DO THIS
Identify the lines that include the word "title", then copy all of them.

PROVIDED ENTRIES
■ ■ ■ ■ ■ ■ ■

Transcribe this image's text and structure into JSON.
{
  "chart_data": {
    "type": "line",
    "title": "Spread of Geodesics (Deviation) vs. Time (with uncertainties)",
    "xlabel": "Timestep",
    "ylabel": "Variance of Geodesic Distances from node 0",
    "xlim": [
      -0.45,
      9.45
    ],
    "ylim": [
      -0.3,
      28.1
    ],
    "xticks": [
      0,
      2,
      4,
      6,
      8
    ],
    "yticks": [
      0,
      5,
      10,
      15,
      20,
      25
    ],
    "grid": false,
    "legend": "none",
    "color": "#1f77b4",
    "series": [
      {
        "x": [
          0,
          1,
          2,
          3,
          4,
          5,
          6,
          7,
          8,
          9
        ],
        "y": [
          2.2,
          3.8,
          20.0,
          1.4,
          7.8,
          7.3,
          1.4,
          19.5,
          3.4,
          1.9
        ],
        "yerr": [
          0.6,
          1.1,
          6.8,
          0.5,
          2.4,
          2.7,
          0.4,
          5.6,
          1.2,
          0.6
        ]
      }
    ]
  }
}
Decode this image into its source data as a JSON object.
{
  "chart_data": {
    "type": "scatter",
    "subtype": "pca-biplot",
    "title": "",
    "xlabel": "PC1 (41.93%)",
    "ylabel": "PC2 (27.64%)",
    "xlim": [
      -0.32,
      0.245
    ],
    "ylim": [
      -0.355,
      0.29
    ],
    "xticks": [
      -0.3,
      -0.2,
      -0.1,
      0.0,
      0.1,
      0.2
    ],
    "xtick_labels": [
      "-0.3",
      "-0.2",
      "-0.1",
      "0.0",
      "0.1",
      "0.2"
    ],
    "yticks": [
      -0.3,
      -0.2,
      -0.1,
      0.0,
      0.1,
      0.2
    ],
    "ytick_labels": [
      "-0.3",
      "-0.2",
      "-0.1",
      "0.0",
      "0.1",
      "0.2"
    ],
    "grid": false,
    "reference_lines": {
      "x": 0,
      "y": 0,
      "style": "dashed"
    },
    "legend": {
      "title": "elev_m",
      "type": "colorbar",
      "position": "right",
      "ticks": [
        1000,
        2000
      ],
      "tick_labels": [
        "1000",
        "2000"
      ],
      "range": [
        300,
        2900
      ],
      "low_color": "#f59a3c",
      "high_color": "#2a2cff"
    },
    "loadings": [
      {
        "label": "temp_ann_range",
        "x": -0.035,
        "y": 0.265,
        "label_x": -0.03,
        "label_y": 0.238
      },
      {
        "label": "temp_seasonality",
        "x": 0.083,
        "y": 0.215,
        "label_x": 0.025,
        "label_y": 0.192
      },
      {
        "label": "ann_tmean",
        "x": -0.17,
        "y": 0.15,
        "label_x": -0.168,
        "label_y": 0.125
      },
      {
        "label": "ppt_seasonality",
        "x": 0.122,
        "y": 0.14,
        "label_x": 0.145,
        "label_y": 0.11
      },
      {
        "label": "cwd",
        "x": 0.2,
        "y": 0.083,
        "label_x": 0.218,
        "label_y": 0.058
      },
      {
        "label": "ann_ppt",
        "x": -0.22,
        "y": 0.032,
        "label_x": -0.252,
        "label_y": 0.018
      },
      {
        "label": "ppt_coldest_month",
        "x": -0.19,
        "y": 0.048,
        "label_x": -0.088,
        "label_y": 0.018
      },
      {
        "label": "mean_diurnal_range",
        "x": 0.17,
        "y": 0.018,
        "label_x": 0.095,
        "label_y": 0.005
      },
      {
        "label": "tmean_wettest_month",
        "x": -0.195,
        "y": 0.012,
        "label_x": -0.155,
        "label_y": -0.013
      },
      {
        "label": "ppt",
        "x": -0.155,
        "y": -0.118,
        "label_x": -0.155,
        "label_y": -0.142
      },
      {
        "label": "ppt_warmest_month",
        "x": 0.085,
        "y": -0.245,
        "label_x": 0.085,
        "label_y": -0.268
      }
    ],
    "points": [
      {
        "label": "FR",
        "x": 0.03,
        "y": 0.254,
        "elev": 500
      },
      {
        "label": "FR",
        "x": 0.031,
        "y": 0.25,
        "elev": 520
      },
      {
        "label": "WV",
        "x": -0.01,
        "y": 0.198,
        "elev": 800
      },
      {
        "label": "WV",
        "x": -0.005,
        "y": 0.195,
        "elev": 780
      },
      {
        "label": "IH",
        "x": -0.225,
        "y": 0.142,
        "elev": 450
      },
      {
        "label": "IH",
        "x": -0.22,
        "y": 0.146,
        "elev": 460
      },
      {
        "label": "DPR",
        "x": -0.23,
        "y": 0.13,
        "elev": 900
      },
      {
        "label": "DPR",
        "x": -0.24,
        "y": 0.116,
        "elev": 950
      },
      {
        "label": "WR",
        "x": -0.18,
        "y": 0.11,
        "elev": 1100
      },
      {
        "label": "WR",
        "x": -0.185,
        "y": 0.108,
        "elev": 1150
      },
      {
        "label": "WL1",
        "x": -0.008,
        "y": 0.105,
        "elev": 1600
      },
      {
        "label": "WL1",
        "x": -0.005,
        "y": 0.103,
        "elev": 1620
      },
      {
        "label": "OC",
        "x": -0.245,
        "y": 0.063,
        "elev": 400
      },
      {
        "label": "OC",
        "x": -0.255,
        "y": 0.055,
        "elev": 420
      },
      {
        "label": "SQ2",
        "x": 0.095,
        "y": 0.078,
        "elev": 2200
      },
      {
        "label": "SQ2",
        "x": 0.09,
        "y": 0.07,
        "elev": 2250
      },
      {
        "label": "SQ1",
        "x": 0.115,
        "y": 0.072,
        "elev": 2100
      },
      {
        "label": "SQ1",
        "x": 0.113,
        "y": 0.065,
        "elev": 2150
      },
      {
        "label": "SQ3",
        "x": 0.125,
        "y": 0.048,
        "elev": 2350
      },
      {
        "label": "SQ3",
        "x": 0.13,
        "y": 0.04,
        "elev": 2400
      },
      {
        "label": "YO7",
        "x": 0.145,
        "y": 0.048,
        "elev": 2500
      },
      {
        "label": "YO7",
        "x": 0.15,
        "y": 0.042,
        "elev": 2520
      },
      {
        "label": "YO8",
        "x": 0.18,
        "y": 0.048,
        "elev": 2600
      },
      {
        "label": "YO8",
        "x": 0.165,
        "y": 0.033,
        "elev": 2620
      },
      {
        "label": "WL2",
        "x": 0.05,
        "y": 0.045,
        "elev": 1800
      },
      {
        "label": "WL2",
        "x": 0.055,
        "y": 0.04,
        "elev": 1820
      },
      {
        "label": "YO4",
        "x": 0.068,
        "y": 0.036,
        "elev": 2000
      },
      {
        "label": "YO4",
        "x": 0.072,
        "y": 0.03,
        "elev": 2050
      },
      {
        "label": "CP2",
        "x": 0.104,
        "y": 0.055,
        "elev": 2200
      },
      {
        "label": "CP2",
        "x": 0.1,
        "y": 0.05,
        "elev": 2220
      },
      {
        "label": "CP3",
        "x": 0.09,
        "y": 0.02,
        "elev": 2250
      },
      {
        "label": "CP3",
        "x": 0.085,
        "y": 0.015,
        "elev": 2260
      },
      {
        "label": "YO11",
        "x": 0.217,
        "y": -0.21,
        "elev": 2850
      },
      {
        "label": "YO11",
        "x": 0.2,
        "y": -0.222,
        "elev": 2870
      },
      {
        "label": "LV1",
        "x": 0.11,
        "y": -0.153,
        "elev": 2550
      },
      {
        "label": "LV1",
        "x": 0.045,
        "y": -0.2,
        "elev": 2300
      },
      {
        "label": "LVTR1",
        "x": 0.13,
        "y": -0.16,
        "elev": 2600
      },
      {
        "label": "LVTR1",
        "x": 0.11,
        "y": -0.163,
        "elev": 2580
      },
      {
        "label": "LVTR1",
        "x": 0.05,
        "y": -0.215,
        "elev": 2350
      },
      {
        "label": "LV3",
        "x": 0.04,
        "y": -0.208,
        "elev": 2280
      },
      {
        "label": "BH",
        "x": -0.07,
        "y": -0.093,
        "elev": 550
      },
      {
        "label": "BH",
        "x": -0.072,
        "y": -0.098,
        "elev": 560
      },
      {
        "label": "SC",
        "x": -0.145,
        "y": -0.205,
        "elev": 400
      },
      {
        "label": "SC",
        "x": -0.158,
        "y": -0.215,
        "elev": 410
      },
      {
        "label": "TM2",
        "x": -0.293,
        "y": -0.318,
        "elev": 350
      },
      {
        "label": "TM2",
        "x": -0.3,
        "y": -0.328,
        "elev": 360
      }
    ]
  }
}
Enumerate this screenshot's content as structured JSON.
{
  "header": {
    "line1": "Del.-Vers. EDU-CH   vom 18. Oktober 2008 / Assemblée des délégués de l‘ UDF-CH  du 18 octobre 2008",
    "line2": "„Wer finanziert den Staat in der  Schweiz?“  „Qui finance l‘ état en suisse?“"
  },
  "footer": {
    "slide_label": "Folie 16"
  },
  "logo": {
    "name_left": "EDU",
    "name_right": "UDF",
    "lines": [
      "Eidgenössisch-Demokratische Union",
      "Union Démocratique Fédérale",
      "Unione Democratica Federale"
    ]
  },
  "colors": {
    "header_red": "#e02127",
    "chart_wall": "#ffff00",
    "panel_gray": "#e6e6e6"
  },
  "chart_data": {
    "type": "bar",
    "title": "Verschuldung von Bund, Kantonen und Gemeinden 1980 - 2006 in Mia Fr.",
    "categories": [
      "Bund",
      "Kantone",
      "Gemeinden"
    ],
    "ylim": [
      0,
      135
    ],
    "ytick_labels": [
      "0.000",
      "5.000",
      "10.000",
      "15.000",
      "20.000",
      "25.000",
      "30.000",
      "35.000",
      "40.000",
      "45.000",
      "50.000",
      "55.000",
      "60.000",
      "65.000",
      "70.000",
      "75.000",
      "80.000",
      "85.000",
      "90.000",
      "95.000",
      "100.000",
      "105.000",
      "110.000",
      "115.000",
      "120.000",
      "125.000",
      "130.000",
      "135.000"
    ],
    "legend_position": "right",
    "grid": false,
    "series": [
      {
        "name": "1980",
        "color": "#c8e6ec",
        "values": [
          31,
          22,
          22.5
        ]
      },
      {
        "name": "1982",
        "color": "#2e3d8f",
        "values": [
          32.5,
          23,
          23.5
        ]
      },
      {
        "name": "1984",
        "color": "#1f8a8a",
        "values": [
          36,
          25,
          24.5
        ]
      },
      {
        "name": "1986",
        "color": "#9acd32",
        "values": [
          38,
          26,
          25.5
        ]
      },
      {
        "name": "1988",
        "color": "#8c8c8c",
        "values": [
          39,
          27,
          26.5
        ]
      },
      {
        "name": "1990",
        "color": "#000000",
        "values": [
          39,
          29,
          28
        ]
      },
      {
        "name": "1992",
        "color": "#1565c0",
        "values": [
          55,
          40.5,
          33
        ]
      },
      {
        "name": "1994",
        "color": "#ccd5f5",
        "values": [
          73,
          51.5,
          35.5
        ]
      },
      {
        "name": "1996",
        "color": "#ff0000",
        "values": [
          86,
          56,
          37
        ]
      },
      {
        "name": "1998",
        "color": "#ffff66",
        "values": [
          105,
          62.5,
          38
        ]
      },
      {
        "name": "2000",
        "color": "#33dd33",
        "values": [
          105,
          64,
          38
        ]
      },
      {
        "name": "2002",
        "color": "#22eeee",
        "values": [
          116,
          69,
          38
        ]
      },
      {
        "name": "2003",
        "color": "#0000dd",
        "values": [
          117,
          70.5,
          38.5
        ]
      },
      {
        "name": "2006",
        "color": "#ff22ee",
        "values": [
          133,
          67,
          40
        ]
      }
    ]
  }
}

■ ■ ■ ■ ■ ■ ■

REPLY TO THE EXERCISE
    "title": "Spread of Geodesics (Deviation) vs. Time (with uncertainties)",
    "title": "",
      "title": "elev_m",
    "title": "Verschuldung von Bund, Kantonen und Gemeinden 1980 - 2006 in Mia Fr.",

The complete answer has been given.